> **Aim of the task**
Below are some records; return each one exactly.

======== Extracted information ========

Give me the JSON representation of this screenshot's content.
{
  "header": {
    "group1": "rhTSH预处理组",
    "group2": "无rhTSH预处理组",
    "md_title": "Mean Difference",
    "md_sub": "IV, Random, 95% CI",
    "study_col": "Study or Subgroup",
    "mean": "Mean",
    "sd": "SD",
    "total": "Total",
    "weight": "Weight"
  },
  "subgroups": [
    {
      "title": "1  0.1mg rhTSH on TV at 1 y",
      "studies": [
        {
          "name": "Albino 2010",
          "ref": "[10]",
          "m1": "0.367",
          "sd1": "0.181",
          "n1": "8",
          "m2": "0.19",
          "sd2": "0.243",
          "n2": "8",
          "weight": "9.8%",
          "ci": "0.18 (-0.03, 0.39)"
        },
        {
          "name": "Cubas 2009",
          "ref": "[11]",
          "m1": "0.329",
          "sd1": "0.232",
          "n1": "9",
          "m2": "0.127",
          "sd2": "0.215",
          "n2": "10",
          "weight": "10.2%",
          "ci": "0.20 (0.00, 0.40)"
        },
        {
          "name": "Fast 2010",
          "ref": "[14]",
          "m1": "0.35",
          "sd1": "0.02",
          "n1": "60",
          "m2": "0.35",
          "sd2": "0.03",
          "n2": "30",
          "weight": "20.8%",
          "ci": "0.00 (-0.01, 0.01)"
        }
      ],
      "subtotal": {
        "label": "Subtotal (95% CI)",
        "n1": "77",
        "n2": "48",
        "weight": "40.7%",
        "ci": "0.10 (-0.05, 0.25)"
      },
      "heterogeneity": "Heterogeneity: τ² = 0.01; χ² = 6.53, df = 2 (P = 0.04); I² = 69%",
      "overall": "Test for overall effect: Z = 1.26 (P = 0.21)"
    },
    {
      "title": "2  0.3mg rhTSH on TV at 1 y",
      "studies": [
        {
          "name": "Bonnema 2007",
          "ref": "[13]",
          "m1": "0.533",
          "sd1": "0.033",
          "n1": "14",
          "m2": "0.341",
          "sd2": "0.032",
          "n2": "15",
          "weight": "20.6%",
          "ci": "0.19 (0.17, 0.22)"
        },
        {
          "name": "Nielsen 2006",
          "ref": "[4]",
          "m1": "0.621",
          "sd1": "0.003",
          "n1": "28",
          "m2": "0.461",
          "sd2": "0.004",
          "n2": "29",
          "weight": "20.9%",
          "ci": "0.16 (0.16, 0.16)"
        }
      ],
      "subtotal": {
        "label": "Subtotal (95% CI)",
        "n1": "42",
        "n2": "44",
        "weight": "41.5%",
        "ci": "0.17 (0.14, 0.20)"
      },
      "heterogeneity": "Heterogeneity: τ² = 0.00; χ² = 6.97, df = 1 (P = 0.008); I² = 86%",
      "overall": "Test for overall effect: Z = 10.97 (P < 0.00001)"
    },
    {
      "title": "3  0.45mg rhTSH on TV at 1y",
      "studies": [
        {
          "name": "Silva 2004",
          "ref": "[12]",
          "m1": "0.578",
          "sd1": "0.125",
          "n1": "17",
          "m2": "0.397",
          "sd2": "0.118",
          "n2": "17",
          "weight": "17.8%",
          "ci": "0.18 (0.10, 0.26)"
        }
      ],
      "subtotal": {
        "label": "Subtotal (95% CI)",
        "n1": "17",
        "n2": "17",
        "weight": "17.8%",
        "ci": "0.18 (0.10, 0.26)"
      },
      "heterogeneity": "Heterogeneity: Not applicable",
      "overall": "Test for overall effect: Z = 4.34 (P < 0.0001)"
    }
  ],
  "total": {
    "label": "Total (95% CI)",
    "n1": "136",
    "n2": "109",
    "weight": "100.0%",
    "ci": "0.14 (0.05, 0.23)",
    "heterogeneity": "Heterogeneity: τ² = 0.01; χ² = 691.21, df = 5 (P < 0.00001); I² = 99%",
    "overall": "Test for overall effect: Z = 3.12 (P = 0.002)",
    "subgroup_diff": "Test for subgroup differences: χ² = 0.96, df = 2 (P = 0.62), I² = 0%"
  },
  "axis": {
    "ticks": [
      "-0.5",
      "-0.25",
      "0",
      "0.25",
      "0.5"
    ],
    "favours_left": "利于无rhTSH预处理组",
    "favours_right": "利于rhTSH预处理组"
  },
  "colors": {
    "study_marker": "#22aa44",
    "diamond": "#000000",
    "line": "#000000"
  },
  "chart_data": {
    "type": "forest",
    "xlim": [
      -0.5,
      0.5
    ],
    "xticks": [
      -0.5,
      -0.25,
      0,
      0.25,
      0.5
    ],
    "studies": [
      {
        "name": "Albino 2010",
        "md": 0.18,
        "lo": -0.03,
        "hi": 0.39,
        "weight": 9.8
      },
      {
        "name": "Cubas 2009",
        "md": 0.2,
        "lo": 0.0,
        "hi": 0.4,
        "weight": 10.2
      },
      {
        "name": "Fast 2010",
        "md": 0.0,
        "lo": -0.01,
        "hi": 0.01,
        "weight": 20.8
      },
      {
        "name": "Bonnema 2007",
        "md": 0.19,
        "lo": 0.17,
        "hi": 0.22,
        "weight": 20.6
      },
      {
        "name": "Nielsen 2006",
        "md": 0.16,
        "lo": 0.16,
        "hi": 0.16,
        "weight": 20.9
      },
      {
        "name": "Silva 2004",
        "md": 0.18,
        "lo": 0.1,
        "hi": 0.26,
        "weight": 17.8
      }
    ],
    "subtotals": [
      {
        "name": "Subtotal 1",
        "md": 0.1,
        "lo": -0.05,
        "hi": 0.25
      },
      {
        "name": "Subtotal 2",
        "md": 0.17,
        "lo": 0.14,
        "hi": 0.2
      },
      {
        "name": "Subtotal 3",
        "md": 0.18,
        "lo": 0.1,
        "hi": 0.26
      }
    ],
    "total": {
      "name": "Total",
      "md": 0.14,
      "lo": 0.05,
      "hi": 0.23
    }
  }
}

========

> **Answer to the task**
Give me the JSON representation of this screenshot's content.
{
  "header": {
    "group1": "rhTSH预处理组",
    "group2": "无rhTSH预处理组",
    "md_title": "Mean Difference",
    "md_sub": "IV, Random, 95% CI",
    "study_col": "Study or Subgroup",
    "mean": "Mean",
    "sd": "SD",
    "total": "Total",
    "weight": "Weight"
  },
  "subgroups": [
    {
      "title": "1  0.1mg rhTSH on TV at 1 y",
      "studies": [
        {
          "name": "Albino 2010",
          "ref": "[10]",
          "m1": "0.367",
          "sd1": "0.181",
          "n1": "8",
          "m2": "0.19",
          "sd2": "0.243",
          "n2": "8",
          "weight": "9.8%",
          "ci": "0.18 (-0.03, 0.39)"
        },
        {
          "name": "Cubas 2009",
          "ref": "[11]",
          "m1": "0.329",
          "sd1": "0.232",
          "n1": "9",
          "m2": "0.127",
          "sd2": "0.215",
          "n2": "10",
          "weight": "10.2%",
          "ci": "0.20 (0.00, 0.40)"
        },
        {
          "name": "Fast 2010",
          "ref": "[14]",
          "m1": "0.35",
          "sd1": "0.02",
          "n1": "60",
          "m2": "0.35",
          "sd2": "0.03",
          "n2": "30",
          "weight": "20.8%",
          "ci": "0.00 (-0.01, 0.01)"
        }
      ],
      "subtotal": {
        "label": "Subtotal (95% CI)",
        "n1": "77",
        "n2": "48",
        "weight": "40.7%",
        "ci": "0.10 (-0.05, 0.25)"
      },
      "heterogeneity": "Heterogeneity: τ² = 0.01; χ² = 6.53, df = 2 (P = 0.04); I² = 69%",
      "overall": "Test for overall effect: Z = 1.26 (P = 0.21)"
    },
    {
      "title": "2  0.3mg rhTSH on TV at 1 y",
      "studies": [
        {
          "name": "Bonnema 2007",
          "ref": "[13]",
          "m1": "0.533",
          "sd1": "0.033",
          "n1": "14",
          "m2": "0.341",
          "sd2": "0.032",
          "n2": "15",
          "weight": "20.6%",
          "ci": "0.19 (0.17, 0.22)"
        },
        {
          "name": "Nielsen 2006",
          "ref": "[4]",
          "m1": "0.621",
          "sd1": "0.003",
          "n1": "28",
          "m2": "0.461",
          "sd2": "0.004",
          "n2": "29",
          "weight": "20.9%",
          "ci": "0.16 (0.16, 0.16)"
        }
      ],
      "subtotal": {
        "label": "Subtotal (95% CI)",
        "n1": "42",
        "n2": "44",
        "weight": "41.5%",
        "ci": "0.17 (0.14, 0.20)"
      },
      "heterogeneity": "Heterogeneity: τ² = 0.00; χ² = 6.97, df = 1 (P = 0.008); I² = 86%",
      "overall": "Test for overall effect: Z = 10.97 (P < 0.00001)"
    },
    {
      "title": "3  0.45mg rhTSH on TV at 1y",
      "studies": [
        {
          "name": "Silva 2004",
          "ref": "[12]",
          "m1": "0.578",
          "sd1": "0.125",
          "n1": "17",
          "m2": "0.397",
          "sd2": "0.118",
          "n2": "17",
          "weight": "17.8%",
          "ci": "0.18 (0.10, 0.26)"
        }
      ],
      "subtotal": {
        "label": "Subtotal (95% CI)",
        "n1": "17",
        "n2": "17",
        "weight": "17.8%",
        "ci": "0.18 (0.10, 0.26)"
      },
      "heterogeneity": "Heterogeneity: Not applicable",
      "overall": "Test for overall effect: Z = 4.34 (P < 0.0001)"
    }
  ],
  "total": {
    "label": "Total (95% CI)",
    "n1": "136",
    "n2": "109",
    "weight": "100.0%",
    "ci": "0.14 (0.05, 0.23)",
    "heterogeneity": "Heterogeneity: τ² = 0.01; χ² = 691.21, df = 5 (P < 0.00001); I² = 99%",
    "overall": "Test for overall effect: Z = 3.12 (P = 0.002)",
    "subgroup_diff": "Test for subgroup differences: χ² = 0.96, df = 2 (P = 0.62), I² = 0%"
  },
  "axis": {
    "ticks": [
      "-0.5",
      "-0.25",
      "0",
      "0.25",
      "0.5"
    ],
    "favours_left": "利于无rhTSH预处理组",
    "favours_right": "利于rhTSH预处理组"
  },
  "colors": {
    "study_marker": "#22aa44",
    "diamond": "#000000",
    "line": "#000000"
  },
  "chart_data": {
    "type": "forest",
    "xlim": [
      -0.5,
      0.5
    ],
    "xticks": [
      -0.5,
      -0.25,
      0,
      0.25,
      0.5
    ],
    "studies": [
      {
        "name": "Albino 2010",
        "md": 0.18,
        "lo": -0.03,
        "hi": 0.39,
        "weight": 9.8
      },
      {
        "name": "Cubas 2009",
        "md": 0.2,
        "lo": 0.0,
        "hi": 0.4,
        "weight": 10.2
      },
      {
        "name": "Fast 2010",
        "md": 0.0,
        "lo": -0.01,
        "hi": 0.01,
        "weight": 20.8
      },
      {
        "name": "Bonnema 2007",
        "md": 0.19,
        "lo": 0.17,
        "hi": 0.22,
        "weight": 20.6
      },
      {
        "name": "Nielsen 2006",
        "md": 0.16,
        "lo": 0.16,
        "hi": 0.16,
        "weight": 20.9
      },
      {
        "name": "Silva 2004",
        "md": 0.18,
        "lo": 0.1,
        "hi": 0.26,
        "weight": 17.8
      }
    ],
    "subtotals": [
      {
        "name": "Subtotal 1",
        "md": 0.1,
        "lo": -0.05,
        "hi": 0.25
      },
      {
        "name": "Subtotal 2",
        "md": 0.17,
        "lo": 0.14,
        "hi": 0.2
      },
      {
        "name": "Subtotal 3",
        "md": 0.18,
        "lo": 0.1,
        "hi": 0.26
      }
    ],
    "total": {
      "name": "Total",
      "md": 0.14,
      "lo": 0.05,
      "hi": 0.23
    }
  }
}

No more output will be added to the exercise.